(Records from a collection)
▬▬▬

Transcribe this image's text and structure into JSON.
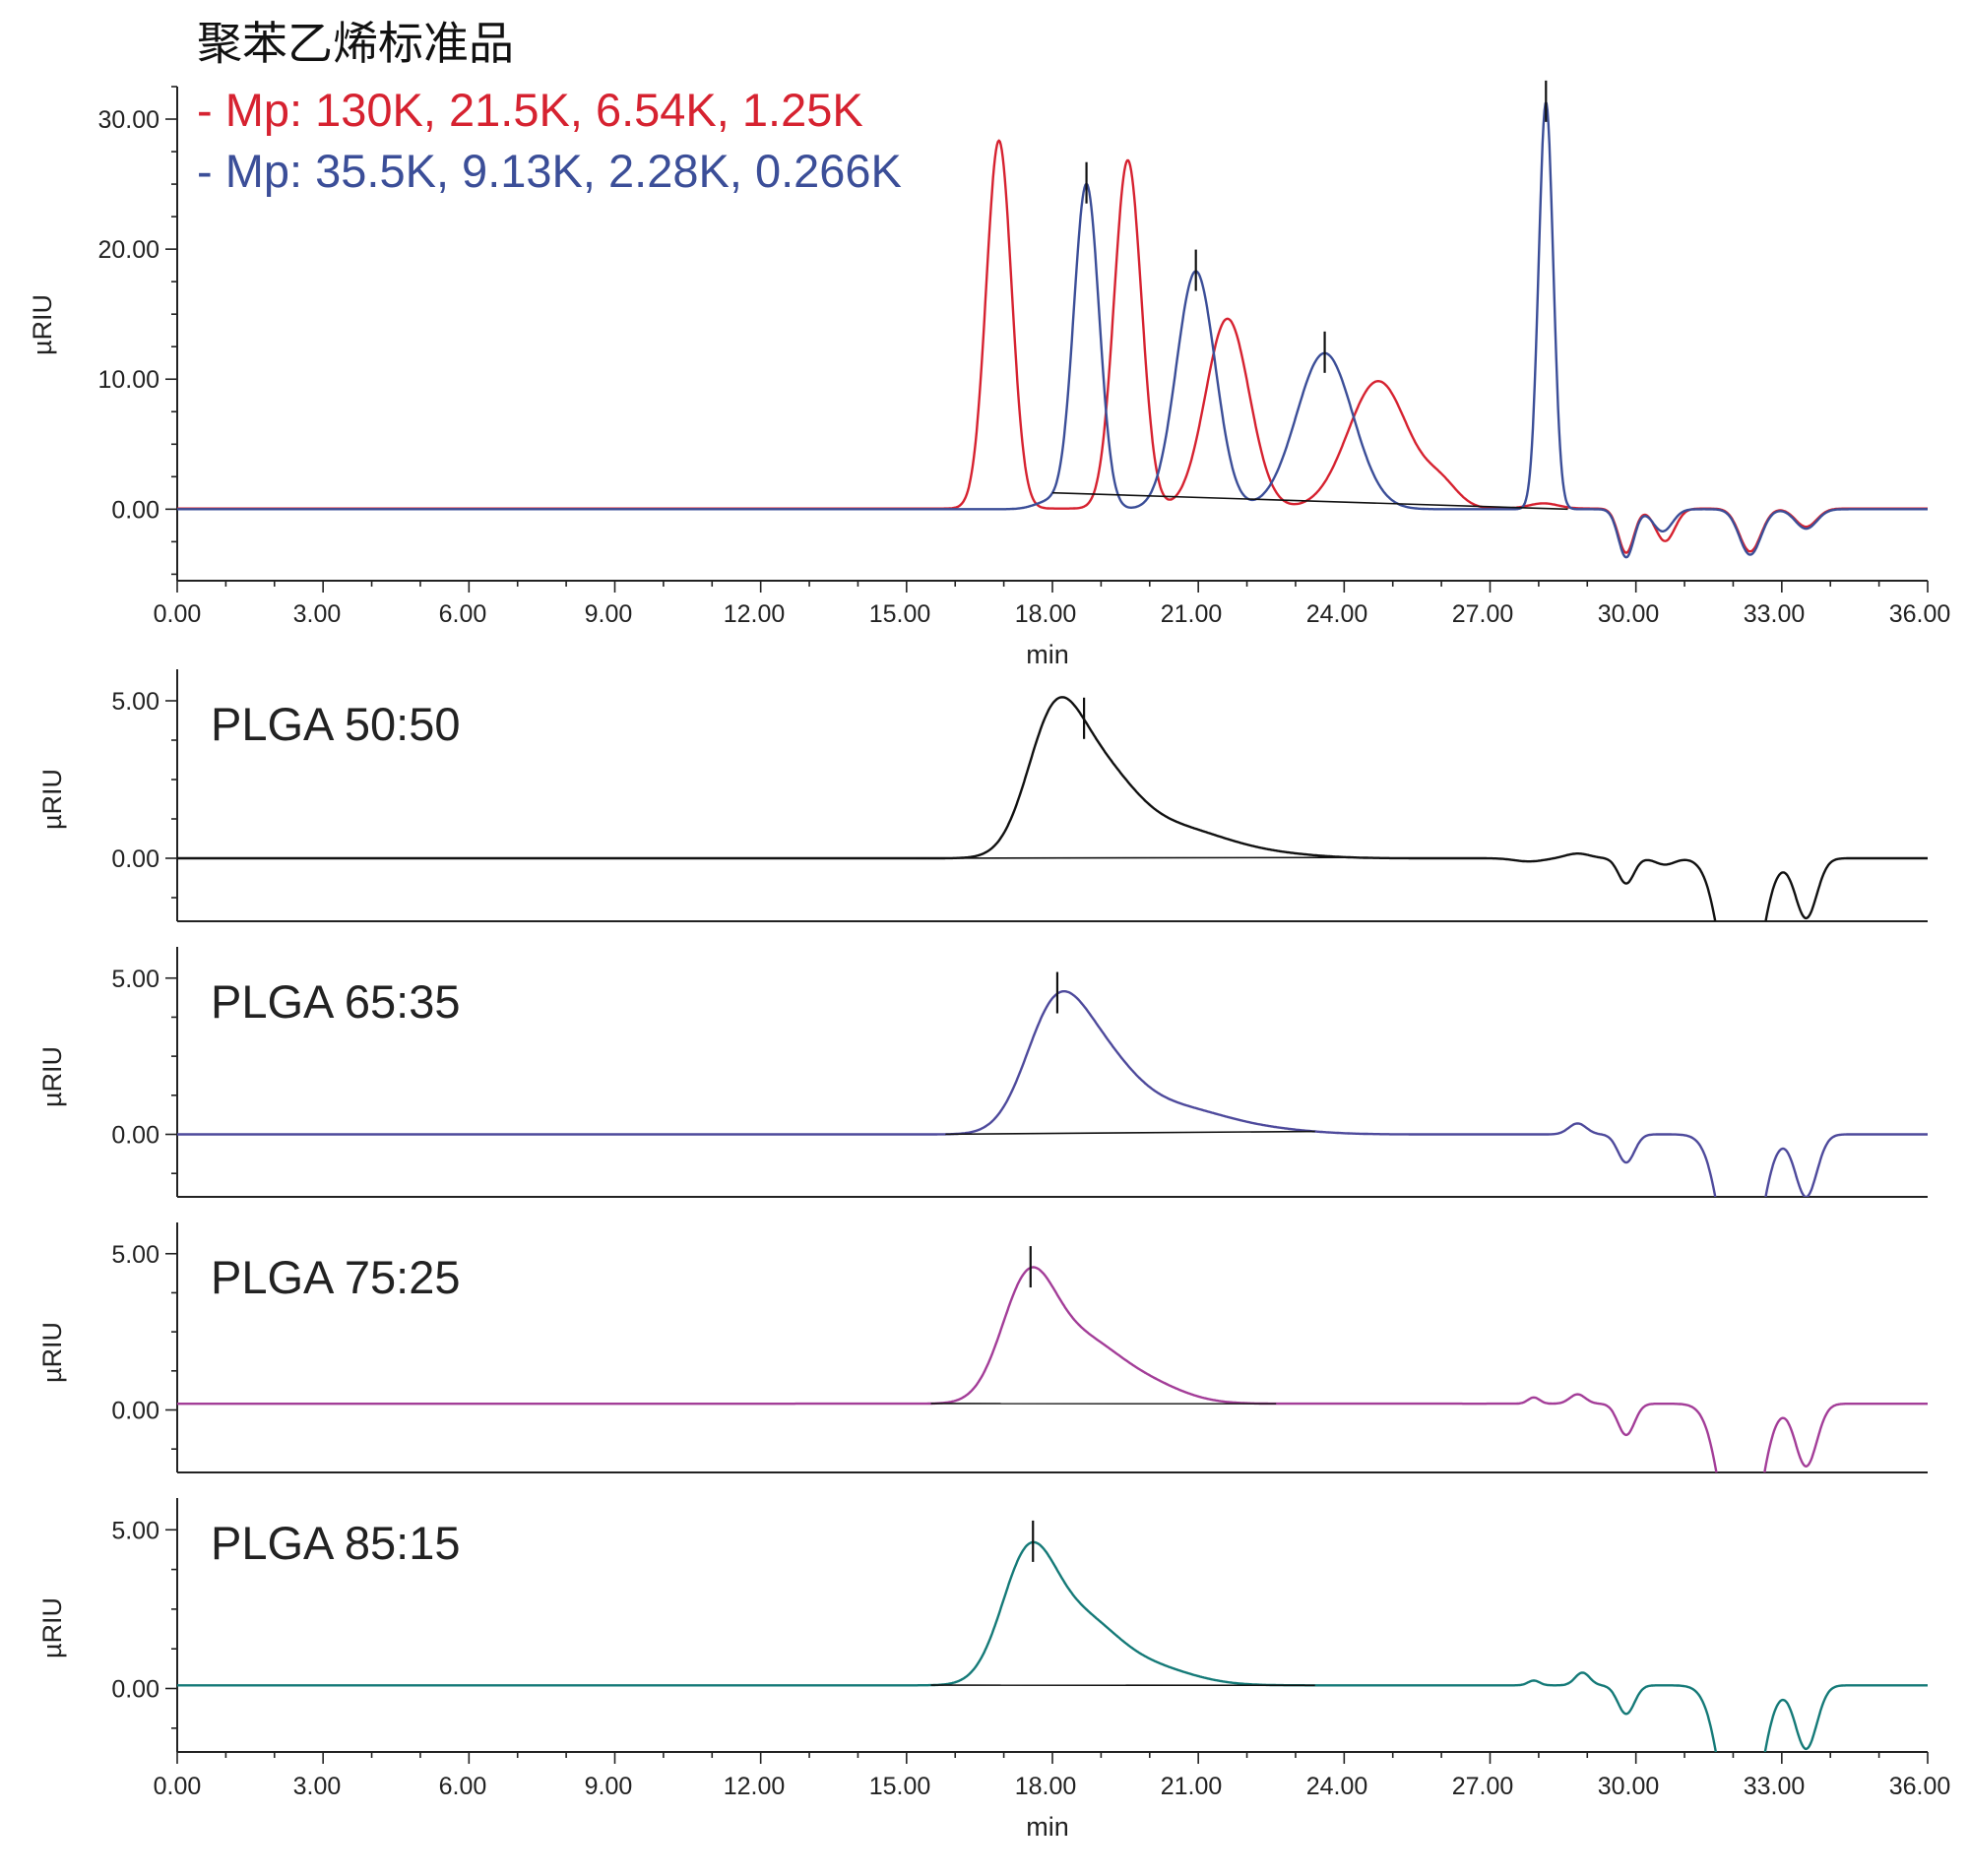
{
  "chart_data": [
    {
      "type": "line",
      "title": "聚苯乙烯标准品",
      "xlabel": "min",
      "ylabel": "µRIU",
      "xlim": [
        0,
        36
      ],
      "ylim": [
        -5.5,
        32.5
      ],
      "x_ticks": [
        "0.00",
        "3.00",
        "6.00",
        "9.00",
        "12.00",
        "15.00",
        "18.00",
        "21.00",
        "24.00",
        "27.00",
        "30.00",
        "33.00",
        "36.00"
      ],
      "y_ticks": [
        {
          "value": 0,
          "label": "0.00"
        },
        {
          "value": 10,
          "label": "10.00"
        },
        {
          "value": 20,
          "label": "20.00"
        },
        {
          "value": 30,
          "label": "30.00"
        }
      ],
      "legend_position": "top-left",
      "series": [
        {
          "name": "- Mp: 130K, 21.5K, 6.54K, 1.25K",
          "color": "#d62230",
          "baseline": 0.05,
          "peaks": [
            {
              "t": 16.9,
              "h": 28.3,
              "w": 0.26
            },
            {
              "t": 19.55,
              "h": 26.8,
              "w": 0.28
            },
            {
              "t": 21.6,
              "h": 14.6,
              "w": 0.45
            },
            {
              "t": 24.7,
              "h": 9.8,
              "w": 0.62
            },
            {
              "t": 26.0,
              "h": 1.6,
              "w": 0.35
            },
            {
              "t": 28.1,
              "h": 0.4,
              "w": 0.3
            },
            {
              "t": 29.8,
              "h": -3.4,
              "w": 0.16
            },
            {
              "t": 30.6,
              "h": -2.5,
              "w": 0.2
            },
            {
              "t": 32.35,
              "h": -3.3,
              "w": 0.22
            },
            {
              "t": 33.5,
              "h": -1.4,
              "w": 0.22
            }
          ]
        },
        {
          "name": "- Mp: 35.5K, 9.13K, 2.28K, 0.266K",
          "color": "#3b4e98",
          "baseline": 0.0,
          "peaks": [
            {
              "t": 17.95,
              "h": 0.6,
              "w": 0.3
            },
            {
              "t": 18.7,
              "h": 25.0,
              "w": 0.26
            },
            {
              "t": 20.95,
              "h": 18.3,
              "w": 0.4
            },
            {
              "t": 23.6,
              "h": 12.0,
              "w": 0.58
            },
            {
              "t": 28.15,
              "h": 31.3,
              "w": 0.15
            },
            {
              "t": 29.8,
              "h": -3.7,
              "w": 0.16
            },
            {
              "t": 30.55,
              "h": -1.7,
              "w": 0.2
            },
            {
              "t": 32.35,
              "h": -3.5,
              "w": 0.22
            },
            {
              "t": 33.5,
              "h": -1.5,
              "w": 0.22
            }
          ]
        }
      ],
      "peak_markers": [
        18.7,
        20.95,
        23.6,
        28.15
      ],
      "integration_baseline": [
        18.0,
        28.6
      ]
    },
    {
      "type": "line",
      "label": "PLGA 50:50",
      "ylabel": "µRIU",
      "xlim": [
        0,
        36
      ],
      "ylim": [
        -2.0,
        6.0
      ],
      "y_ticks": [
        {
          "value": 0,
          "label": "0.00"
        },
        {
          "value": 5,
          "label": "5.00"
        }
      ],
      "color": "#111111",
      "baseline": 0.0,
      "peaks": [
        {
          "t": 18.0,
          "h": 3.6,
          "w": 0.55
        },
        {
          "t": 18.9,
          "h": 2.6,
          "w": 0.75
        },
        {
          "t": 20.5,
          "h": 0.9,
          "w": 1.0
        },
        {
          "t": 22.3,
          "h": 0.15,
          "w": 1.0
        },
        {
          "t": 27.8,
          "h": -0.1,
          "w": 0.3
        },
        {
          "t": 28.8,
          "h": 0.15,
          "w": 0.25
        },
        {
          "t": 29.8,
          "h": -0.8,
          "w": 0.16
        },
        {
          "t": 30.6,
          "h": -0.2,
          "w": 0.2
        },
        {
          "t": 32.15,
          "h": -6.0,
          "w": 0.35
        },
        {
          "t": 33.5,
          "h": -1.9,
          "w": 0.22
        }
      ],
      "peak_marker": 18.65,
      "integration_baseline": [
        15.2,
        24.2
      ]
    },
    {
      "type": "line",
      "label": "PLGA 65:35",
      "ylabel": "µRIU",
      "xlim": [
        0,
        36
      ],
      "ylim": [
        -2.0,
        6.0
      ],
      "y_ticks": [
        {
          "value": 0,
          "label": "0.00"
        },
        {
          "value": 5,
          "label": "5.00"
        }
      ],
      "color": "#4e4a9c",
      "baseline": 0.0,
      "peaks": [
        {
          "t": 18.0,
          "h": 3.2,
          "w": 0.6
        },
        {
          "t": 18.9,
          "h": 2.3,
          "w": 0.75
        },
        {
          "t": 20.5,
          "h": 0.8,
          "w": 1.0
        },
        {
          "t": 22.3,
          "h": 0.15,
          "w": 1.0
        },
        {
          "t": 28.8,
          "h": 0.35,
          "w": 0.18
        },
        {
          "t": 29.8,
          "h": -0.9,
          "w": 0.17
        },
        {
          "t": 32.15,
          "h": -6.0,
          "w": 0.35
        },
        {
          "t": 33.5,
          "h": -2.0,
          "w": 0.22
        }
      ],
      "peak_marker": 18.1,
      "integration_baseline": [
        15.8,
        23.4
      ]
    },
    {
      "type": "line",
      "label": "PLGA 75:25",
      "ylabel": "µRIU",
      "xlim": [
        0,
        36
      ],
      "ylim": [
        -2.0,
        6.0
      ],
      "y_ticks": [
        {
          "value": 0,
          "label": "0.00"
        },
        {
          "value": 5,
          "label": "5.00"
        }
      ],
      "color": "#a33d98",
      "baseline": 0.2,
      "peaks": [
        {
          "t": 17.5,
          "h": 3.8,
          "w": 0.55
        },
        {
          "t": 18.6,
          "h": 1.7,
          "w": 0.7
        },
        {
          "t": 19.8,
          "h": 0.7,
          "w": 0.8
        },
        {
          "t": 27.9,
          "h": 0.2,
          "w": 0.12
        },
        {
          "t": 28.8,
          "h": 0.3,
          "w": 0.16
        },
        {
          "t": 29.8,
          "h": -1.0,
          "w": 0.17
        },
        {
          "t": 32.15,
          "h": -6.0,
          "w": 0.35
        },
        {
          "t": 33.5,
          "h": -2.0,
          "w": 0.22
        }
      ],
      "peak_marker": 17.55,
      "integration_baseline": [
        15.5,
        22.6
      ]
    },
    {
      "type": "line",
      "label": "PLGA 85:15",
      "ylabel": "µRIU",
      "xlabel": "min",
      "xlim": [
        0,
        36
      ],
      "ylim": [
        -2.0,
        6.0
      ],
      "x_ticks": [
        "0.00",
        "3.00",
        "6.00",
        "9.00",
        "12.00",
        "15.00",
        "18.00",
        "21.00",
        "24.00",
        "27.00",
        "30.00",
        "33.00",
        "36.00"
      ],
      "y_ticks": [
        {
          "value": 0,
          "label": "0.00"
        },
        {
          "value": 5,
          "label": "5.00"
        }
      ],
      "color": "#157a78",
      "baseline": 0.1,
      "peaks": [
        {
          "t": 17.5,
          "h": 3.9,
          "w": 0.55
        },
        {
          "t": 18.6,
          "h": 1.8,
          "w": 0.7
        },
        {
          "t": 19.9,
          "h": 0.6,
          "w": 0.9
        },
        {
          "t": 27.9,
          "h": 0.15,
          "w": 0.12
        },
        {
          "t": 28.9,
          "h": 0.4,
          "w": 0.15
        },
        {
          "t": 29.8,
          "h": -0.9,
          "w": 0.17
        },
        {
          "t": 32.15,
          "h": -6.0,
          "w": 0.35
        },
        {
          "t": 33.5,
          "h": -2.0,
          "w": 0.22
        }
      ],
      "peak_marker": 17.6,
      "integration_baseline": [
        15.5,
        23.4
      ]
    }
  ]
}
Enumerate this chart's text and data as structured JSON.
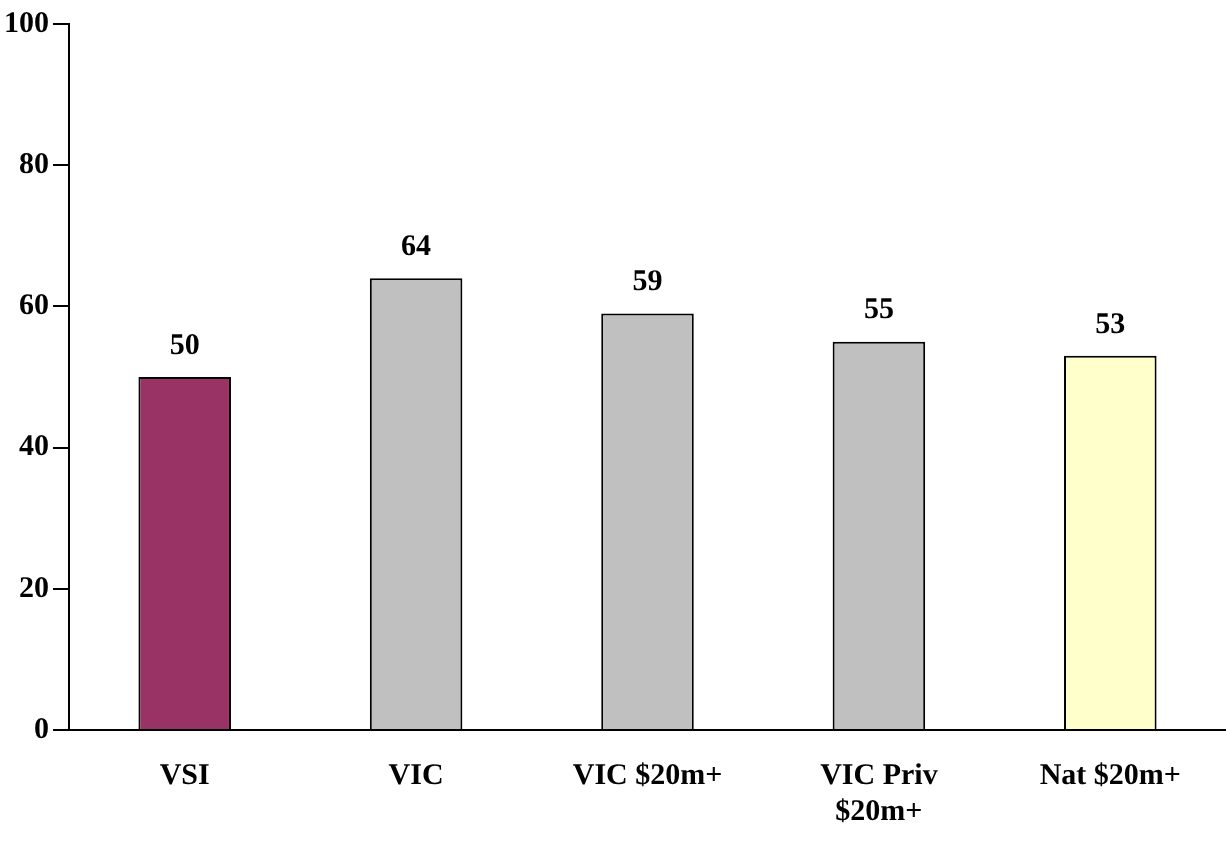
{
  "chart_data": {
    "type": "bar",
    "categories": [
      "VSI",
      "VIC",
      "VIC $20m+",
      "VIC Priv $20m+",
      "Nat $20m+"
    ],
    "values": [
      50,
      64,
      59,
      55,
      53
    ],
    "colors": [
      "#993366",
      "#c0c0c0",
      "#c0c0c0",
      "#c0c0c0",
      "#ffffcc"
    ],
    "ylim": [
      0,
      100
    ],
    "yticks": [
      0,
      20,
      40,
      60,
      80,
      100
    ],
    "data_labels": true,
    "grid": false,
    "legend": false
  }
}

▬▬▬

Exercise description =
Go to the line containing "Enumerate this chart's" and set it down, along with every later line through the last one, exactly as written and without the pictures.

Result of this task =
Enumerate this chart's text and data as structured JSON.
{
  "chart_data": {
    "type": "bar",
    "categories": [
      "VSI",
      "VIC",
      "VIC $20m+",
      "VIC Priv $20m+",
      "Nat $20m+"
    ],
    "values": [
      50,
      64,
      59,
      55,
      53
    ],
    "colors": [
      "#993366",
      "#c0c0c0",
      "#c0c0c0",
      "#c0c0c0",
      "#ffffcc"
    ],
    "ylim": [
      0,
      100
    ],
    "yticks": [
      0,
      20,
      40,
      60,
      80,
      100
    ],
    "data_labels": true,
    "grid": false,
    "legend": false
  }
}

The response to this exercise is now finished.